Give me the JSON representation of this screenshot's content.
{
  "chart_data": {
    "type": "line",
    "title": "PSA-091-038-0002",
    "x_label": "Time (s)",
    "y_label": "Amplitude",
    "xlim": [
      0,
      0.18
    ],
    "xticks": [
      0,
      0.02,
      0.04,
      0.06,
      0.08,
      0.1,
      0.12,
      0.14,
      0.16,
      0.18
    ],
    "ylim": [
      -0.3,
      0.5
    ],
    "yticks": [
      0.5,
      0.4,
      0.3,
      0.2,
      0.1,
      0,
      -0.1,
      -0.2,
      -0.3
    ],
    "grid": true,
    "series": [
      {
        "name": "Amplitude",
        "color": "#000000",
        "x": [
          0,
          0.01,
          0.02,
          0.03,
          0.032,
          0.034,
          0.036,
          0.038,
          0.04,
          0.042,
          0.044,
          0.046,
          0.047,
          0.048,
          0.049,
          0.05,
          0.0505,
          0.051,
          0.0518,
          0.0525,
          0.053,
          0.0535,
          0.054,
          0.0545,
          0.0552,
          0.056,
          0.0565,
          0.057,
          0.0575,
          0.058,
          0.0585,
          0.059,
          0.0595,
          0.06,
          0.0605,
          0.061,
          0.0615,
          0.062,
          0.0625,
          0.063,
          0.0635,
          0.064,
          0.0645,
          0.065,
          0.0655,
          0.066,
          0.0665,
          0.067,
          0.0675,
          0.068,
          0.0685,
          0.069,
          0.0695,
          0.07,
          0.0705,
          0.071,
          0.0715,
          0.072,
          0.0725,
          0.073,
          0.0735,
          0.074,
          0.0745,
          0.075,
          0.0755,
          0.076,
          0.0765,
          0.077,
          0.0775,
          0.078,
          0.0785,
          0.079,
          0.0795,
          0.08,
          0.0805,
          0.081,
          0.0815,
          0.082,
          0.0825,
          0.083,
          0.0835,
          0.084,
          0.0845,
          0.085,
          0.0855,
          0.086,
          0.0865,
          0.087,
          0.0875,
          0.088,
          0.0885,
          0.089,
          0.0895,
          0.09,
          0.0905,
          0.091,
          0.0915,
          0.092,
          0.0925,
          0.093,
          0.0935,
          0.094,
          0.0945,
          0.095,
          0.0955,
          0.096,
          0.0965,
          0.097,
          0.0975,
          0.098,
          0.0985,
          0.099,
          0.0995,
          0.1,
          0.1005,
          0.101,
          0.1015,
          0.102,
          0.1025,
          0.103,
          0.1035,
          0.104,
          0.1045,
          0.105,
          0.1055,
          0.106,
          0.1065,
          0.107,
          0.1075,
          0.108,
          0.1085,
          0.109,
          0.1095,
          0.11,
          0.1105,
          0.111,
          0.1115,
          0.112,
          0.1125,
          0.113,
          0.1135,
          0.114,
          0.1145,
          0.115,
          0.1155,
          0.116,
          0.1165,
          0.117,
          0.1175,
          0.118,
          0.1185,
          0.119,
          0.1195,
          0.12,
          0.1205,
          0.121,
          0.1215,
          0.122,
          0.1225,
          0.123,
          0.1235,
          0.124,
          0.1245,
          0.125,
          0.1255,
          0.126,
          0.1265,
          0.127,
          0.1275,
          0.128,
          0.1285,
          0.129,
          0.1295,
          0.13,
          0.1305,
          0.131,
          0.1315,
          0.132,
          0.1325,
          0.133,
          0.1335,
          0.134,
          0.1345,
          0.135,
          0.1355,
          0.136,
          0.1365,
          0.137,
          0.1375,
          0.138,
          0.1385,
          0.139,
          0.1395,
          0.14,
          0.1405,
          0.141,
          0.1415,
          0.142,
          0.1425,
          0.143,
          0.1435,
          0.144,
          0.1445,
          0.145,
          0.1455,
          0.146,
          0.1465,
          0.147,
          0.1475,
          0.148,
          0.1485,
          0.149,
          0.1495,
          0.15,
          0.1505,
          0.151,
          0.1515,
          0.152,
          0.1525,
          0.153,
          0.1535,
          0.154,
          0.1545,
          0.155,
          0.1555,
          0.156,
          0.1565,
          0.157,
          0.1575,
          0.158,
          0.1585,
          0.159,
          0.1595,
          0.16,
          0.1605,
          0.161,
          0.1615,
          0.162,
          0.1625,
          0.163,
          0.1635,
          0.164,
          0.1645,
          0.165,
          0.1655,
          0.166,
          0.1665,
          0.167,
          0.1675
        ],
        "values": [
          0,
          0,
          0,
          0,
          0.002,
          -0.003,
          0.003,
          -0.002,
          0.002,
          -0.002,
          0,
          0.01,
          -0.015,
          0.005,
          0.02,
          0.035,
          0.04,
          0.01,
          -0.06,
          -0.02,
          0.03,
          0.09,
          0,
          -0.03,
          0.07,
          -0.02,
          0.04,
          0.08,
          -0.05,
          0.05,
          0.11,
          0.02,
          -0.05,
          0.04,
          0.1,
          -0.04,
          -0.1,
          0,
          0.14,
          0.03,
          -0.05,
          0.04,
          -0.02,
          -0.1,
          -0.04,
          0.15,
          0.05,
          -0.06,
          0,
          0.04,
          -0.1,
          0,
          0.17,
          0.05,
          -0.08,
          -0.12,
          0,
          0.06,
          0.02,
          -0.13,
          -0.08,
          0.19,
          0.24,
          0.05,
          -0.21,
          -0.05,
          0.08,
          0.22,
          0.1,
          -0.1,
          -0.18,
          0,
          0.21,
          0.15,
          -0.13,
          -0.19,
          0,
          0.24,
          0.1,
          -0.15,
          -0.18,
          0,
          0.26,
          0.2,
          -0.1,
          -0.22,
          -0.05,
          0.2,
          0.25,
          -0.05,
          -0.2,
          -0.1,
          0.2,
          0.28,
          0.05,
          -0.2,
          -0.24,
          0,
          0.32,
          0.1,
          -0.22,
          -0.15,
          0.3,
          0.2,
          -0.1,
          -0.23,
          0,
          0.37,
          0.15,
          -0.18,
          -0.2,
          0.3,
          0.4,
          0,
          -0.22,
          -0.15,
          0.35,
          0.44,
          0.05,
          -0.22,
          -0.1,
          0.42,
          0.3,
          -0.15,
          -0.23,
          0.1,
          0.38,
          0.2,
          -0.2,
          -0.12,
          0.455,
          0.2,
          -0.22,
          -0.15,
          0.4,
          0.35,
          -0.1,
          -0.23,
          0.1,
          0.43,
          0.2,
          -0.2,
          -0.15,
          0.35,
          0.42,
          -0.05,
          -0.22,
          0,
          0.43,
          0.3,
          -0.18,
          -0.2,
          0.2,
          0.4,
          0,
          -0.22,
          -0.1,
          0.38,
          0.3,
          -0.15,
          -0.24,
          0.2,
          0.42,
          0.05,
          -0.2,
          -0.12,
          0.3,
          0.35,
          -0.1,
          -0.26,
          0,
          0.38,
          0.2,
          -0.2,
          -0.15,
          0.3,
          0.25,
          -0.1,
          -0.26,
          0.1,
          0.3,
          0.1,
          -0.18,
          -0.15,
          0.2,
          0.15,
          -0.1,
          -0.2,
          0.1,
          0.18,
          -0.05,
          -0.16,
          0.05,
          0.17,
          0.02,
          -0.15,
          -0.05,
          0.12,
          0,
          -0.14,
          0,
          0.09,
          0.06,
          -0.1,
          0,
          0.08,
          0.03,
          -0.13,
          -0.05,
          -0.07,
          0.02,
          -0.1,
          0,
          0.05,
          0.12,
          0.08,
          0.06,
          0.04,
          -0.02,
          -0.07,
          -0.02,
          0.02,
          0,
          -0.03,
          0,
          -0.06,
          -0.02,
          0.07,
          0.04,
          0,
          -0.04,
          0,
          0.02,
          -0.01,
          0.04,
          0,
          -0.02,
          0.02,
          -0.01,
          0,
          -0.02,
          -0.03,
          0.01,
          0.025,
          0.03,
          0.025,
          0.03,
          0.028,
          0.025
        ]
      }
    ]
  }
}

§ WHAT THE TASK REQUIRES
Reproduce the listing above word for word.

§ ANSWER FOR THE TASK
Give me the JSON representation of this screenshot's content.
{
  "chart_data": {
    "type": "line",
    "title": "PSA-091-038-0002",
    "x_label": "Time (s)",
    "y_label": "Amplitude",
    "xlim": [
      0,
      0.18
    ],
    "xticks": [
      0,
      0.02,
      0.04,
      0.06,
      0.08,
      0.1,
      0.12,
      0.14,
      0.16,
      0.18
    ],
    "ylim": [
      -0.3,
      0.5
    ],
    "yticks": [
      0.5,
      0.4,
      0.3,
      0.2,
      0.1,
      0,
      -0.1,
      -0.2,
      -0.3
    ],
    "grid": true,
    "series": [
      {
        "name": "Amplitude",
        "color": "#000000",
        "x": [
          0,
          0.01,
          0.02,
          0.03,
          0.032,
          0.034,
          0.036,
          0.038,
          0.04,
          0.042,
          0.044,
          0.046,
          0.047,
          0.048,
          0.049,
          0.05,
          0.0505,
          0.051,
          0.0518,
          0.0525,
          0.053,
          0.0535,
          0.054,
          0.0545,
          0.0552,
          0.056,
          0.0565,
          0.057,
          0.0575,
          0.058,
          0.0585,
          0.059,
          0.0595,
          0.06,
          0.0605,
          0.061,
          0.0615,
          0.062,
          0.0625,
          0.063,
          0.0635,
          0.064,
          0.0645,
          0.065,
          0.0655,
          0.066,
          0.0665,
          0.067,
          0.0675,
          0.068,
          0.0685,
          0.069,
          0.0695,
          0.07,
          0.0705,
          0.071,
          0.0715,
          0.072,
          0.0725,
          0.073,
          0.0735,
          0.074,
          0.0745,
          0.075,
          0.0755,
          0.076,
          0.0765,
          0.077,
          0.0775,
          0.078,
          0.0785,
          0.079,
          0.0795,
          0.08,
          0.0805,
          0.081,
          0.0815,
          0.082,
          0.0825,
          0.083,
          0.0835,
          0.084,
          0.0845,
          0.085,
          0.0855,
          0.086,
          0.0865,
          0.087,
          0.0875,
          0.088,
          0.0885,
          0.089,
          0.0895,
          0.09,
          0.0905,
          0.091,
          0.0915,
          0.092,
          0.0925,
          0.093,
          0.0935,
          0.094,
          0.0945,
          0.095,
          0.0955,
          0.096,
          0.0965,
          0.097,
          0.0975,
          0.098,
          0.0985,
          0.099,
          0.0995,
          0.1,
          0.1005,
          0.101,
          0.1015,
          0.102,
          0.1025,
          0.103,
          0.1035,
          0.104,
          0.1045,
          0.105,
          0.1055,
          0.106,
          0.1065,
          0.107,
          0.1075,
          0.108,
          0.1085,
          0.109,
          0.1095,
          0.11,
          0.1105,
          0.111,
          0.1115,
          0.112,
          0.1125,
          0.113,
          0.1135,
          0.114,
          0.1145,
          0.115,
          0.1155,
          0.116,
          0.1165,
          0.117,
          0.1175,
          0.118,
          0.1185,
          0.119,
          0.1195,
          0.12,
          0.1205,
          0.121,
          0.1215,
          0.122,
          0.1225,
          0.123,
          0.1235,
          0.124,
          0.1245,
          0.125,
          0.1255,
          0.126,
          0.1265,
          0.127,
          0.1275,
          0.128,
          0.1285,
          0.129,
          0.1295,
          0.13,
          0.1305,
          0.131,
          0.1315,
          0.132,
          0.1325,
          0.133,
          0.1335,
          0.134,
          0.1345,
          0.135,
          0.1355,
          0.136,
          0.1365,
          0.137,
          0.1375,
          0.138,
          0.1385,
          0.139,
          0.1395,
          0.14,
          0.1405,
          0.141,
          0.1415,
          0.142,
          0.1425,
          0.143,
          0.1435,
          0.144,
          0.1445,
          0.145,
          0.1455,
          0.146,
          0.1465,
          0.147,
          0.1475,
          0.148,
          0.1485,
          0.149,
          0.1495,
          0.15,
          0.1505,
          0.151,
          0.1515,
          0.152,
          0.1525,
          0.153,
          0.1535,
          0.154,
          0.1545,
          0.155,
          0.1555,
          0.156,
          0.1565,
          0.157,
          0.1575,
          0.158,
          0.1585,
          0.159,
          0.1595,
          0.16,
          0.1605,
          0.161,
          0.1615,
          0.162,
          0.1625,
          0.163,
          0.1635,
          0.164,
          0.1645,
          0.165,
          0.1655,
          0.166,
          0.1665,
          0.167,
          0.1675
        ],
        "values": [
          0,
          0,
          0,
          0,
          0.002,
          -0.003,
          0.003,
          -0.002,
          0.002,
          -0.002,
          0,
          0.01,
          -0.015,
          0.005,
          0.02,
          0.035,
          0.04,
          0.01,
          -0.06,
          -0.02,
          0.03,
          0.09,
          0,
          -0.03,
          0.07,
          -0.02,
          0.04,
          0.08,
          -0.05,
          0.05,
          0.11,
          0.02,
          -0.05,
          0.04,
          0.1,
          -0.04,
          -0.1,
          0,
          0.14,
          0.03,
          -0.05,
          0.04,
          -0.02,
          -0.1,
          -0.04,
          0.15,
          0.05,
          -0.06,
          0,
          0.04,
          -0.1,
          0,
          0.17,
          0.05,
          -0.08,
          -0.12,
          0,
          0.06,
          0.02,
          -0.13,
          -0.08,
          0.19,
          0.24,
          0.05,
          -0.21,
          -0.05,
          0.08,
          0.22,
          0.1,
          -0.1,
          -0.18,
          0,
          0.21,
          0.15,
          -0.13,
          -0.19,
          0,
          0.24,
          0.1,
          -0.15,
          -0.18,
          0,
          0.26,
          0.2,
          -0.1,
          -0.22,
          -0.05,
          0.2,
          0.25,
          -0.05,
          -0.2,
          -0.1,
          0.2,
          0.28,
          0.05,
          -0.2,
          -0.24,
          0,
          0.32,
          0.1,
          -0.22,
          -0.15,
          0.3,
          0.2,
          -0.1,
          -0.23,
          0,
          0.37,
          0.15,
          -0.18,
          -0.2,
          0.3,
          0.4,
          0,
          -0.22,
          -0.15,
          0.35,
          0.44,
          0.05,
          -0.22,
          -0.1,
          0.42,
          0.3,
          -0.15,
          -0.23,
          0.1,
          0.38,
          0.2,
          -0.2,
          -0.12,
          0.455,
          0.2,
          -0.22,
          -0.15,
          0.4,
          0.35,
          -0.1,
          -0.23,
          0.1,
          0.43,
          0.2,
          -0.2,
          -0.15,
          0.35,
          0.42,
          -0.05,
          -0.22,
          0,
          0.43,
          0.3,
          -0.18,
          -0.2,
          0.2,
          0.4,
          0,
          -0.22,
          -0.1,
          0.38,
          0.3,
          -0.15,
          -0.24,
          0.2,
          0.42,
          0.05,
          -0.2,
          -0.12,
          0.3,
          0.35,
          -0.1,
          -0.26,
          0,
          0.38,
          0.2,
          -0.2,
          -0.15,
          0.3,
          0.25,
          -0.1,
          -0.26,
          0.1,
          0.3,
          0.1,
          -0.18,
          -0.15,
          0.2,
          0.15,
          -0.1,
          -0.2,
          0.1,
          0.18,
          -0.05,
          -0.16,
          0.05,
          0.17,
          0.02,
          -0.15,
          -0.05,
          0.12,
          0,
          -0.14,
          0,
          0.09,
          0.06,
          -0.1,
          0,
          0.08,
          0.03,
          -0.13,
          -0.05,
          -0.07,
          0.02,
          -0.1,
          0,
          0.05,
          0.12,
          0.08,
          0.06,
          0.04,
          -0.02,
          -0.07,
          -0.02,
          0.02,
          0,
          -0.03,
          0,
          -0.06,
          -0.02,
          0.07,
          0.04,
          0,
          -0.04,
          0,
          0.02,
          -0.01,
          0.04,
          0,
          -0.02,
          0.02,
          -0.01,
          0,
          -0.02,
          -0.03,
          0.01,
          0.025,
          0.03,
          0.025,
          0.03,
          0.028,
          0.025
        ]
      }
    ]
  }
}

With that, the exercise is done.